**Goal**.
Each line that contains the string "color" counts once; report how many such lines appear in the data, as a number only.

---+---

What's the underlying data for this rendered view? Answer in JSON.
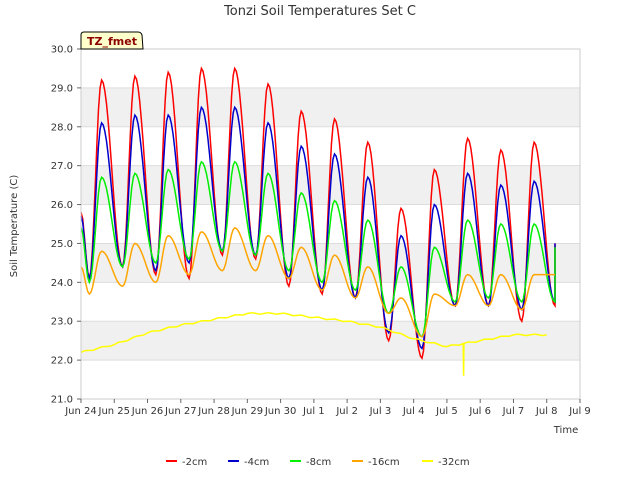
{
  "chart_data": {
    "type": "line",
    "title": "Tonzi Soil Temperatures Set C",
    "xlabel": "Time",
    "ylabel": "Soil Temperature (C)",
    "ylim": [
      21.0,
      30.0
    ],
    "xlim_days": [
      "Jun 24",
      "Jul 9"
    ],
    "site_label": "TZ_fmet",
    "grid": "horizontal bands",
    "legend_position": "bottom",
    "x_ticks": [
      "Jun 24",
      "Jun 25",
      "Jun 26",
      "Jun 27",
      "Jun 28",
      "Jun 29",
      "Jun 30",
      "Jul 1",
      "Jul 2",
      "Jul 3",
      "Jul 4",
      "Jul 5",
      "Jul 6",
      "Jul 7",
      "Jul 8",
      "Jul 9"
    ],
    "y_ticks": [
      "21.0",
      "22.0",
      "23.0",
      "24.0",
      "25.0",
      "26.0",
      "27.0",
      "28.0",
      "29.0",
      "30.0"
    ],
    "series": [
      {
        "name": "-2cm",
        "color": "#ff0000",
        "daily_min": [
          24.1,
          24.4,
          24.2,
          24.1,
          24.7,
          24.6,
          23.9,
          23.7,
          23.6,
          22.5,
          22.05,
          23.4,
          23.4,
          23.0,
          23.4
        ],
        "daily_max": [
          29.2,
          29.3,
          29.4,
          29.5,
          29.5,
          29.1,
          28.4,
          28.2,
          27.6,
          25.9,
          26.9,
          27.7,
          27.4,
          27.6
        ],
        "start": 25.8,
        "end": 25.0
      },
      {
        "name": "-4cm",
        "color": "#0000cc",
        "daily_min": [
          24.1,
          24.4,
          24.3,
          24.5,
          24.8,
          24.7,
          24.1,
          23.8,
          23.6,
          22.7,
          22.3,
          23.4,
          23.4,
          23.3,
          23.5
        ],
        "daily_max": [
          28.1,
          28.3,
          28.3,
          28.5,
          28.5,
          28.1,
          27.5,
          27.3,
          26.7,
          25.2,
          26.0,
          26.8,
          26.5,
          26.6
        ],
        "start": 25.7,
        "end": 25.0
      },
      {
        "name": "-8cm",
        "color": "#00ee00",
        "daily_min": [
          24.0,
          24.4,
          24.5,
          24.6,
          24.8,
          24.7,
          24.3,
          24.0,
          23.8,
          23.2,
          22.6,
          23.5,
          23.6,
          23.5,
          23.5
        ],
        "daily_max": [
          26.7,
          26.8,
          26.9,
          27.1,
          27.1,
          26.8,
          26.3,
          26.1,
          25.6,
          24.4,
          24.9,
          25.6,
          25.5,
          25.5
        ],
        "start": 25.4,
        "end": 24.9
      },
      {
        "name": "-16cm",
        "color": "#ffa500",
        "daily_min": [
          23.7,
          23.9,
          24.0,
          24.2,
          24.3,
          24.3,
          24.1,
          23.8,
          23.6,
          23.2,
          22.6,
          23.4,
          23.4,
          23.3
        ],
        "daily_max": [
          24.8,
          25.0,
          25.2,
          25.3,
          25.4,
          25.2,
          24.9,
          24.7,
          24.4,
          23.6,
          23.7,
          24.2,
          24.2,
          24.2
        ],
        "start": 24.4,
        "end": 24.2
      },
      {
        "name": "-32cm",
        "color": "#ffff00",
        "points": [
          [
            "Jun 24",
            22.2
          ],
          [
            "Jun 25",
            22.4
          ],
          [
            "Jun 26",
            22.7
          ],
          [
            "Jun 27",
            22.9
          ],
          [
            "Jun 28",
            23.05
          ],
          [
            "Jun 29",
            23.2
          ],
          [
            "Jun 30",
            23.2
          ],
          [
            "Jul 1",
            23.1
          ],
          [
            "Jul 2",
            23.0
          ],
          [
            "Jul 3",
            22.85
          ],
          [
            "Jul 4",
            22.55
          ],
          [
            "Jul 5",
            22.35
          ],
          [
            "Jul 6",
            22.5
          ],
          [
            "Jul 7",
            22.65
          ],
          [
            "Jul 8",
            22.65
          ]
        ],
        "spike": [
          "Jul 5",
          21.6
        ]
      }
    ]
  }
}
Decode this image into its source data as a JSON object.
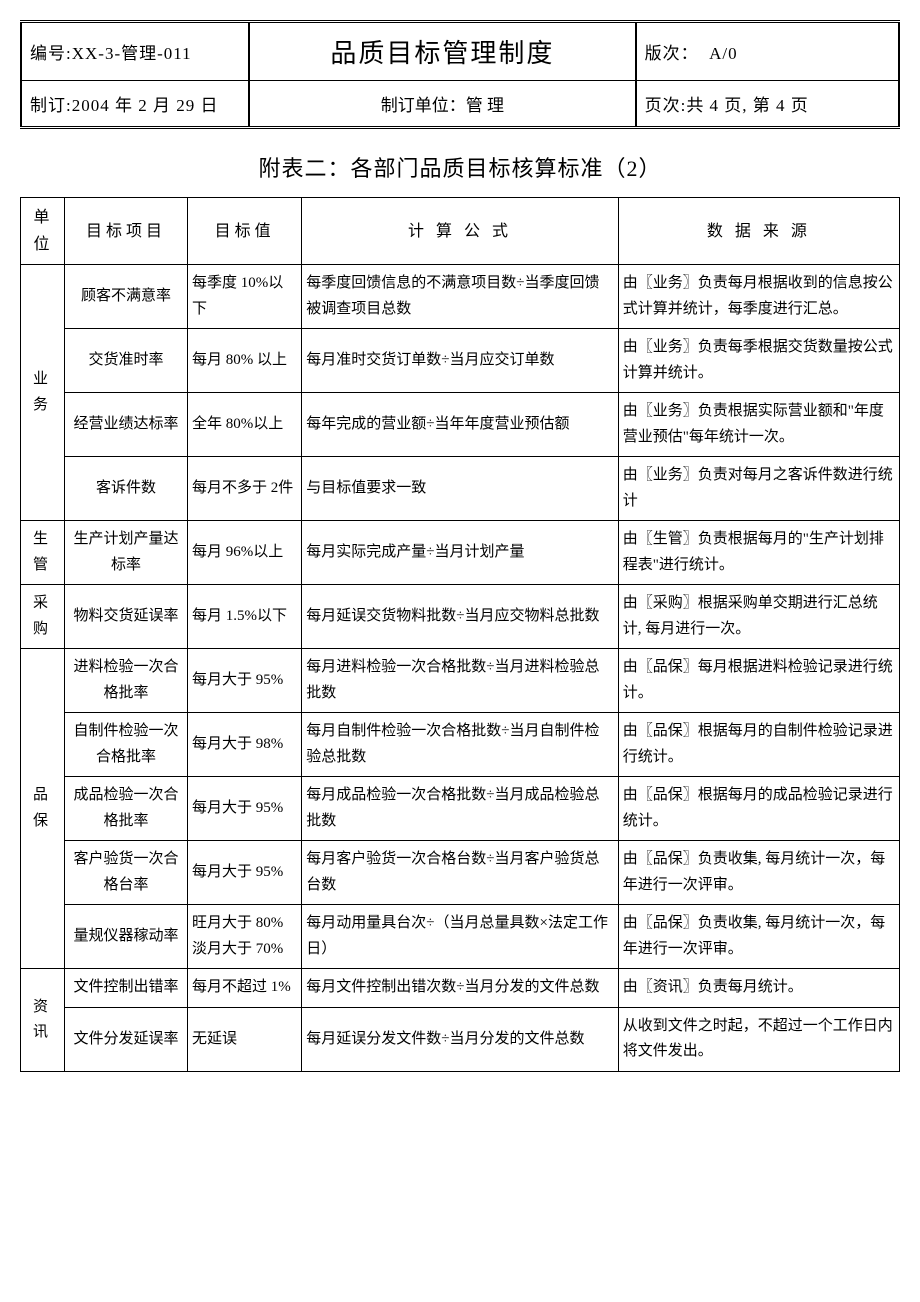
{
  "header": {
    "doc_no_label": "编号:",
    "doc_no": "XX-3-管理-011",
    "title": "品质目标管理制度",
    "version_label": "版次：",
    "version": "A/0",
    "date_label": "制订:",
    "date": "2004 年 2 月 29 日",
    "dept_label": "制订单位：",
    "dept": "管 理",
    "page_label": "页次:",
    "page": "共 4 页, 第 4 页"
  },
  "subtitle": "附表二：各部门品质目标核算标准（2）",
  "columns": {
    "unit": "单 位",
    "item": "目标项目",
    "target": "目标值",
    "formula": "计 算 公 式",
    "source": "数 据 来 源"
  },
  "groups": [
    {
      "unit": "业 务",
      "rows": [
        {
          "item": "顾客不满意率",
          "target": "每季度 10%以下",
          "formula": "每季度回馈信息的不满意项目数÷当季度回馈被调查项目总数",
          "source": "由〖业务〗负责每月根据收到的信息按公式计算并统计，每季度进行汇总。"
        },
        {
          "item": "交货准时率",
          "target": "每月 80% 以上",
          "formula": "每月准时交货订单数÷当月应交订单数",
          "source": "由〖业务〗负责每季根据交货数量按公式计算并统计。"
        },
        {
          "item": "经营业绩达标率",
          "target": "全年 80%以上",
          "formula": "每年完成的营业额÷当年年度营业预估额",
          "source": "由〖业务〗负责根据实际营业额和\"年度营业预估\"每年统计一次。"
        },
        {
          "item": "客诉件数",
          "target": "每月不多于 2件",
          "formula": "与目标值要求一致",
          "source": "由〖业务〗负责对每月之客诉件数进行统计"
        }
      ]
    },
    {
      "unit": "生 管",
      "rows": [
        {
          "item": "生产计划产量达标率",
          "target": "每月 96%以上",
          "formula": "每月实际完成产量÷当月计划产量",
          "source": "由〖生管〗负责根据每月的\"生产计划排程表\"进行统计。"
        }
      ]
    },
    {
      "unit": "采 购",
      "rows": [
        {
          "item": "物料交货延误率",
          "target": "每月 1.5%以下",
          "formula": "每月延误交货物料批数÷当月应交物料总批数",
          "source": "由〖采购〗根据采购单交期进行汇总统计, 每月进行一次。"
        }
      ]
    },
    {
      "unit": "品保",
      "rows": [
        {
          "item": "进料检验一次合格批率",
          "target": "每月大于 95%",
          "formula": "每月进料检验一次合格批数÷当月进料检验总批数",
          "source": "由〖品保〗每月根据进料检验记录进行统计。"
        },
        {
          "item": "自制件检验一次合格批率",
          "target": "每月大于 98%",
          "formula": "每月自制件检验一次合格批数÷当月自制件检验总批数",
          "source": "由〖品保〗根据每月的自制件检验记录进行统计。"
        },
        {
          "item": "成品检验一次合格批率",
          "target": "每月大于 95%",
          "formula": "每月成品检验一次合格批数÷当月成品检验总批数",
          "source": "由〖品保〗根据每月的成品检验记录进行统计。"
        },
        {
          "item": "客户验货一次合格台率",
          "target": "每月大于 95%",
          "formula": "每月客户验货一次合格台数÷当月客户验货总台数",
          "source": "由〖品保〗负责收集, 每月统计一次，每年进行一次评审。"
        },
        {
          "item": "量规仪器稼动率",
          "target": "旺月大于 80% 淡月大于 70%",
          "formula": "每月动用量具台次÷（当月总量具数×法定工作日）",
          "source": "由〖品保〗负责收集, 每月统计一次，每年进行一次评审。"
        }
      ]
    },
    {
      "unit": "资 讯",
      "rows": [
        {
          "item": "文件控制出错率",
          "target": "每月不超过 1%",
          "formula": "每月文件控制出错次数÷当月分发的文件总数",
          "source": "由〖资讯〗负责每月统计。"
        },
        {
          "item": "文件分发延误率",
          "target": "无延误",
          "formula": "每月延误分发文件数÷当月分发的文件总数",
          "source": "从收到文件之时起，不超过一个工作日内将文件发出。"
        }
      ]
    }
  ]
}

---+---

**Answer to the task**.
5